**Textausschnitt**.
--------
Denn nun kommt der böse König, Gary Oldman als hemmungslos durchgedrehter Psycho-Cop Stansfield. Wenn eine Figur absolut überzogen wirkt, mit voller Absicht, dann diese. Oldman kennt gar keine Zurückhaltung, dreht komplett am Rad und eigentlich müsste man von absurdem Overacting sprechen. Doch in diesem Kontext passt das wie Arsch auf Eimer. Das pure Böse, wahnsinnig bis ins Mark, ein wildes Tier auf Speed. Besson wollte nichts anderes und hat mit Oldman einen Mann gefunden, der das dankend annimmt. Durch diese absurde Überzeichnung gewinnt „Léon – Der Profi“ noch mehr den Charakter einer eigentlich nicht realen Geschichte, die ganz klassischen Erzählmustern- und strukturen folgt, diese nur in einem anderen Gewand präsentiert. Gut gegen Böse, der hässliche Knecht wird zum strahlenden Ritter, verpackt in eine Thriller-Tragödie mit knackiger Action.
--------
**Aufgabenmaterial**.
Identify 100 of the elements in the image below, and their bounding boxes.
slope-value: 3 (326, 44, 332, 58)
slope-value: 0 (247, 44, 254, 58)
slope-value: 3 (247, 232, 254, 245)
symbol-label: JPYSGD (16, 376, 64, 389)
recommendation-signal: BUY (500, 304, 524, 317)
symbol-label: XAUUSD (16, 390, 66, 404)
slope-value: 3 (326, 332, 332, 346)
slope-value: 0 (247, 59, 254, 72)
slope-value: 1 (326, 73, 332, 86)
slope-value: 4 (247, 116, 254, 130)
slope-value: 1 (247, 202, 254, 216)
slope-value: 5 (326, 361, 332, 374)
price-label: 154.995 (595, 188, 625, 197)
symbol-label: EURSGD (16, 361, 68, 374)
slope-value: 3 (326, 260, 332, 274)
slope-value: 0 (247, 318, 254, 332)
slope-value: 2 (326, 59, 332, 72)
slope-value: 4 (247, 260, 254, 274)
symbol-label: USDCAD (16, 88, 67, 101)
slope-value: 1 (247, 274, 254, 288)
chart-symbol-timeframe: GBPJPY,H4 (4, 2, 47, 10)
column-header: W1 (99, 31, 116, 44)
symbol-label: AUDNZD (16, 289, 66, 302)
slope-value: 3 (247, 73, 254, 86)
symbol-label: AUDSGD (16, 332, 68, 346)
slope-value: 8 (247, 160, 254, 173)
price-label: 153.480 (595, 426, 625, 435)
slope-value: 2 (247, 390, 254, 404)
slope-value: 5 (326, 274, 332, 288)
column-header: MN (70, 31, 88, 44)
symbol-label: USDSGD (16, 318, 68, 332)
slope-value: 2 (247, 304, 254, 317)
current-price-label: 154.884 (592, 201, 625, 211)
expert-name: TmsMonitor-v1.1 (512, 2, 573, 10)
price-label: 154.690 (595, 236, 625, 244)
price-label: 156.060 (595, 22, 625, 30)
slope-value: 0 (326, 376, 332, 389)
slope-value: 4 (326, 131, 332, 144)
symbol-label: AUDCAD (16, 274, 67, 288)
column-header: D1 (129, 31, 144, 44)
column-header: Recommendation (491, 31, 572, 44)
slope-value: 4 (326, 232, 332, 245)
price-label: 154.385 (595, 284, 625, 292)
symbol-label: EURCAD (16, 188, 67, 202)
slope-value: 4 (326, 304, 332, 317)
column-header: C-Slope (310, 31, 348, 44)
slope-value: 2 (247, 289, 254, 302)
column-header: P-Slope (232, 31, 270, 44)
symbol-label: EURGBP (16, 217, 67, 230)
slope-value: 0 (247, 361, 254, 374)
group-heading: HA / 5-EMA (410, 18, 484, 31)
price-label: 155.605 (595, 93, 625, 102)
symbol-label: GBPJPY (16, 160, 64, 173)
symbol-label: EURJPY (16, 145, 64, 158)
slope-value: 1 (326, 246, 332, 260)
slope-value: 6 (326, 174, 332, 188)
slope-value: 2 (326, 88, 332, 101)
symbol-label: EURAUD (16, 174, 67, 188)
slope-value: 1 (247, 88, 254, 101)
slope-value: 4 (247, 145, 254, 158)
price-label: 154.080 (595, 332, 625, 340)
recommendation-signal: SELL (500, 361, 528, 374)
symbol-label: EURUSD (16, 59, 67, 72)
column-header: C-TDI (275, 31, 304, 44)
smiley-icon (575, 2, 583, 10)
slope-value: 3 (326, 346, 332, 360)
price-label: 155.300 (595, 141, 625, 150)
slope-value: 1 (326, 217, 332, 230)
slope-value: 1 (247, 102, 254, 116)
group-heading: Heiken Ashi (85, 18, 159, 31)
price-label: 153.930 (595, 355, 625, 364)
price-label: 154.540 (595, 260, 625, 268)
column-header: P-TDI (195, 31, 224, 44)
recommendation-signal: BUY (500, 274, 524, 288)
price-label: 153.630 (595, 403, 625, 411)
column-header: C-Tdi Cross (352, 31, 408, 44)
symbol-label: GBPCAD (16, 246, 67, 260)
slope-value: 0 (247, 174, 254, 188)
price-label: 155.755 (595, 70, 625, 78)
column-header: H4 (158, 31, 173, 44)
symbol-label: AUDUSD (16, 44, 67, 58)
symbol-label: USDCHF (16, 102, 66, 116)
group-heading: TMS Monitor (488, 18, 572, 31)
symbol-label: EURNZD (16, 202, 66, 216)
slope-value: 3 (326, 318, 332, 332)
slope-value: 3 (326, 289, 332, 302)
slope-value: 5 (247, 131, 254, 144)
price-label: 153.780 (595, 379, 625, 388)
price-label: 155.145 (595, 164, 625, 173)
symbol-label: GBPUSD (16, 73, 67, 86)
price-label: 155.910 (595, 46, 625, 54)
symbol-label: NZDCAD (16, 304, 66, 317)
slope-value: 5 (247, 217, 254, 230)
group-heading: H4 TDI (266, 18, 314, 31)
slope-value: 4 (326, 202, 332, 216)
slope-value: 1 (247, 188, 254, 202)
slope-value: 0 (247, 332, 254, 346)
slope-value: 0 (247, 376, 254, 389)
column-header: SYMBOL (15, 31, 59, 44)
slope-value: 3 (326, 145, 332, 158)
--------
**Arbeitsauftrag A**.
Welche Figur spielt Gary Oldman laut dem Textausschnitt?
**Arbeitsauftrag B**.
Übertrage den Abschnitt der Auflistung vom Anfang bis einschließlich der Zeile mit "recommendation-signal: BUY (500, 304, 524, 317)" in eine Markdown-Tabelle mit den Spalten „Nr“ und „Zeile“. Leere Zeilen lässt du weg.

**Schriftliche Antwort A**.
Er spielt den hemmungslos durchgedrehten Psycho-Cop Stansfield.

**Schriftliche Antwort B**.
| Nr | Zeile |
|---|---|
| 1 | Identify 100 of the elements in the image below, and their bounding boxes. |
| 2 | slope-value: 3 (326, 44, 332, 58) |
| 3 | slope-value: 0 (247, 44, 254, 58) |
| 4 | slope-value: 3 (247, 232, 254, 245) |
| 5 | symbol-label: JPYSGD (16, 376, 64, 389) |
| 6 | recommendation-signal: BUY (500, 304, 524, 317) |